EXERCISE DESCRIPTION - Restate the data exactly as given and keep the pictures out.

※ ※ ※

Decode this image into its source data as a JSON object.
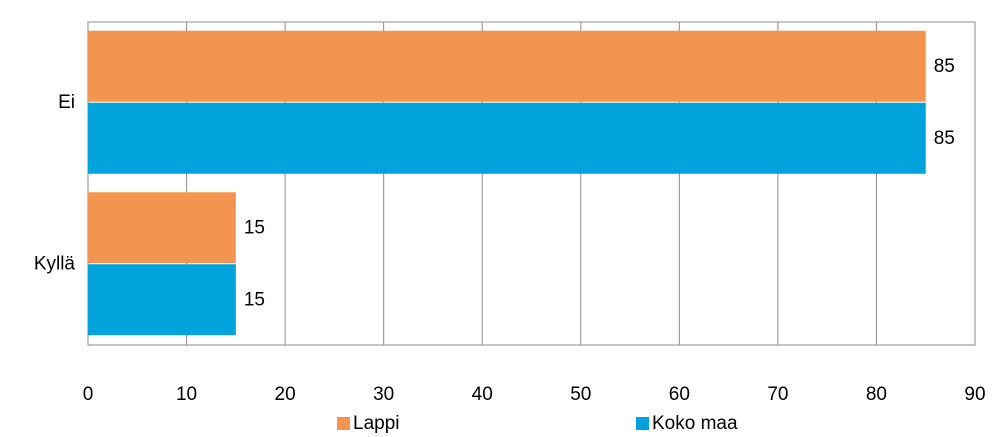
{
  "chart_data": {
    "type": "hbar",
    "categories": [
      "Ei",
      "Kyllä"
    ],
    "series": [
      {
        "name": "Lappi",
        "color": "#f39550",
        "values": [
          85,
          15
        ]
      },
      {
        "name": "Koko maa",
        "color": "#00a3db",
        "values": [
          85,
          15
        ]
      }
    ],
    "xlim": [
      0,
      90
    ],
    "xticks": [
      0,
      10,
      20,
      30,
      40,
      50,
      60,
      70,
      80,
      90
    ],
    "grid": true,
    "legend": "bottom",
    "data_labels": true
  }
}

※ ※ ※

RIGHT ANSWER -
Decode this image into its source data as a JSON object.
{
  "chart_data": {
    "type": "hbar",
    "categories": [
      "Ei",
      "Kyllä"
    ],
    "series": [
      {
        "name": "Lappi",
        "color": "#f39550",
        "values": [
          85,
          15
        ]
      },
      {
        "name": "Koko maa",
        "color": "#00a3db",
        "values": [
          85,
          15
        ]
      }
    ],
    "xlim": [
      0,
      90
    ],
    "xticks": [
      0,
      10,
      20,
      30,
      40,
      50,
      60,
      70,
      80,
      90
    ],
    "grid": true,
    "legend": "bottom",
    "data_labels": true
  }
}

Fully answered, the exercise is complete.